#### Problem details:
Extract every line where the string "color" appears.

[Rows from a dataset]
/---
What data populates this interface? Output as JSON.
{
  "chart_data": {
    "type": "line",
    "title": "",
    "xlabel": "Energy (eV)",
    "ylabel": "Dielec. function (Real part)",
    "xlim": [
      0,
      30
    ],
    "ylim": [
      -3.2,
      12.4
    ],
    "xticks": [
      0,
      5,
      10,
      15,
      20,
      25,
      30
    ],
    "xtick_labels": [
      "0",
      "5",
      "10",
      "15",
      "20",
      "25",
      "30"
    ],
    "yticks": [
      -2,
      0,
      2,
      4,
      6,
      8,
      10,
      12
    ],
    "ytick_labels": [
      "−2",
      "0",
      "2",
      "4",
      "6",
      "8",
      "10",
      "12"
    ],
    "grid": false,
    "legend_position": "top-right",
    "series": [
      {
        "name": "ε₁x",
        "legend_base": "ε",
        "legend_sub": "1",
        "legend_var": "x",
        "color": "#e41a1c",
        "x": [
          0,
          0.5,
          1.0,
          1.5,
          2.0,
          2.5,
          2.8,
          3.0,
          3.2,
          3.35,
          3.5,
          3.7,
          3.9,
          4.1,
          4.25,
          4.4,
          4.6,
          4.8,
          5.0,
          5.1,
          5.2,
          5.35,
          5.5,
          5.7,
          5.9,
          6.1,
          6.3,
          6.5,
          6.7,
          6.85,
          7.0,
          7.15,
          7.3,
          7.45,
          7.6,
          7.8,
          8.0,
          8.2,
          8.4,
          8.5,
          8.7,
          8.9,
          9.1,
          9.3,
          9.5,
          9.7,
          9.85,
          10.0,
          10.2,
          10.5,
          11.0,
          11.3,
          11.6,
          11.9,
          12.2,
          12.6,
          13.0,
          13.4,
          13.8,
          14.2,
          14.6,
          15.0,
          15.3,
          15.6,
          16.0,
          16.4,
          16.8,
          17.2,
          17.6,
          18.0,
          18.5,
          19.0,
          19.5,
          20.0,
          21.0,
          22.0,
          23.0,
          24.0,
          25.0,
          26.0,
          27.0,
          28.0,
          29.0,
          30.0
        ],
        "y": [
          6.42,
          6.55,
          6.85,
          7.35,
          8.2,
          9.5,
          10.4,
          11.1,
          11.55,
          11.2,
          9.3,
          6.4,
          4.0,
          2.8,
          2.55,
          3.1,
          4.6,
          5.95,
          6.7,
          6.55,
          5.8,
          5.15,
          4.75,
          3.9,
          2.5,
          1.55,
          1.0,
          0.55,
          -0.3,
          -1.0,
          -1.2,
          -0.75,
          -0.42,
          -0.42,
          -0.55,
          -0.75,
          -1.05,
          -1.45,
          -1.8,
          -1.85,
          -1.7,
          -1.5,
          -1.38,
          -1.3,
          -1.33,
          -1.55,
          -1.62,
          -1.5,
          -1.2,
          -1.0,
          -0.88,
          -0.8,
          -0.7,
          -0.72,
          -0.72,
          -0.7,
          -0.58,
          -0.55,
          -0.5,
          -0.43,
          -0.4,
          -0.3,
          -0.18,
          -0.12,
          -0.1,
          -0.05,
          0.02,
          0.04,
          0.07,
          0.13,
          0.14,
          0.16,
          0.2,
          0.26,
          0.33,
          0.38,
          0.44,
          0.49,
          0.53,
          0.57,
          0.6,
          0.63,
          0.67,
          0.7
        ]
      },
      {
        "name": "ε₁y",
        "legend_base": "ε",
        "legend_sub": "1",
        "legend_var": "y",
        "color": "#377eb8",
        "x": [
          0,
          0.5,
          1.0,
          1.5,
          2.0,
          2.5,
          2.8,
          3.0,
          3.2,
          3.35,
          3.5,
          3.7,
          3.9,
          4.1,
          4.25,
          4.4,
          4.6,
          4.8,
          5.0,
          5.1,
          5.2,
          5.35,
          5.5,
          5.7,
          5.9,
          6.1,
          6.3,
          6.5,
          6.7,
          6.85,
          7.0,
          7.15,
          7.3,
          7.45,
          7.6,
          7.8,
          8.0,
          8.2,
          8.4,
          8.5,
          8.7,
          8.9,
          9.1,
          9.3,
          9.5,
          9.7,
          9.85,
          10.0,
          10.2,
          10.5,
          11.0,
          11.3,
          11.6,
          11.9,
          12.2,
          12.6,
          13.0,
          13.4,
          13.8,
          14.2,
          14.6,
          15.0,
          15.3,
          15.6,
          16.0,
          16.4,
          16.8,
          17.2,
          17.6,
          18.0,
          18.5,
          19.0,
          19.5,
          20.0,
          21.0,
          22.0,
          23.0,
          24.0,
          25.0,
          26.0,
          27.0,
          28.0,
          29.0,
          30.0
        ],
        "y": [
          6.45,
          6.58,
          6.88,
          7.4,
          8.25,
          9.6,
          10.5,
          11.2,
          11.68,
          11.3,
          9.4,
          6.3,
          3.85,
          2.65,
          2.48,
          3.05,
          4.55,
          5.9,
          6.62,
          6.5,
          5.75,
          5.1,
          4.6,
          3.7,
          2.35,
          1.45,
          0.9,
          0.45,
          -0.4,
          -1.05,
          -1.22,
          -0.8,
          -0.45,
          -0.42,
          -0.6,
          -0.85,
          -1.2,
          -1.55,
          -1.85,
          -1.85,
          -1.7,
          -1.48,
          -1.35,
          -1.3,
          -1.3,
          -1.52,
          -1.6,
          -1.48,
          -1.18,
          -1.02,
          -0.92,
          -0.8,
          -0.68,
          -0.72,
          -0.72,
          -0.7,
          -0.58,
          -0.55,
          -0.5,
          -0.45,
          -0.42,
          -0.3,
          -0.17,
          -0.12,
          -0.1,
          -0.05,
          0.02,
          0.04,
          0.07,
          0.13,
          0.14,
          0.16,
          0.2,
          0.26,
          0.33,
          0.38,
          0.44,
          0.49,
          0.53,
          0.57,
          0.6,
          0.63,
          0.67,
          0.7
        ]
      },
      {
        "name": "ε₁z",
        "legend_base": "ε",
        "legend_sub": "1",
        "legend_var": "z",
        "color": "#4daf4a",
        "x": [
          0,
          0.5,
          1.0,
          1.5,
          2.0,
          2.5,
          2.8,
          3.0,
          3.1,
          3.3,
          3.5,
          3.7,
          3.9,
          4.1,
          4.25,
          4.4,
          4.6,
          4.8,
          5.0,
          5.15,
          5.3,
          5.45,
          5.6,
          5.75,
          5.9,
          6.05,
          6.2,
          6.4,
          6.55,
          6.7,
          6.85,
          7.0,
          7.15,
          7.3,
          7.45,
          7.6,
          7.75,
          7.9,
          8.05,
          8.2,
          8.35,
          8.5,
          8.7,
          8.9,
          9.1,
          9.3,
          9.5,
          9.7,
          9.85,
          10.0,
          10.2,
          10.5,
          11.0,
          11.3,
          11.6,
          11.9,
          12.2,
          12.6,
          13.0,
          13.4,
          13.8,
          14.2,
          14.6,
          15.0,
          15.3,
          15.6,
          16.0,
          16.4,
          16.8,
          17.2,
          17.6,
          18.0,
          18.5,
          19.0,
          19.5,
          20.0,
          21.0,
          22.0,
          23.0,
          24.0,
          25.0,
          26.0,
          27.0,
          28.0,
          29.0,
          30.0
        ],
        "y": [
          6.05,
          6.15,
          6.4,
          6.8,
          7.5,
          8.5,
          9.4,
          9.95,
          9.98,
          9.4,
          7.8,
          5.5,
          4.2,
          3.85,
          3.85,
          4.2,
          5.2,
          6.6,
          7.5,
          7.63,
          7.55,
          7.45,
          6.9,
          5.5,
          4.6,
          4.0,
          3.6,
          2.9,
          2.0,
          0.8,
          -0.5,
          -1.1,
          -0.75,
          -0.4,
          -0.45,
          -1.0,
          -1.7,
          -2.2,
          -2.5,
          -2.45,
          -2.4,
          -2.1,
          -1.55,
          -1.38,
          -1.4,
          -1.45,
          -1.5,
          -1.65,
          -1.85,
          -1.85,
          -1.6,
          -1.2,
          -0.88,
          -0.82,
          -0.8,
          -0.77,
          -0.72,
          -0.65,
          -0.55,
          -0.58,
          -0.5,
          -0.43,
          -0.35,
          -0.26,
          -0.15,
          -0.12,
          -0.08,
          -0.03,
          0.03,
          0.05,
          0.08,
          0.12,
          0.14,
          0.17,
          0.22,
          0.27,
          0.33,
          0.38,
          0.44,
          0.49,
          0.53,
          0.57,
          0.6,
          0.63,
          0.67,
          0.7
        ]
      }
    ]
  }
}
\---
#### Output of the exercise:
        "color": "#e41a1c",
        "color": "#377eb8",
        "color": "#4daf4a",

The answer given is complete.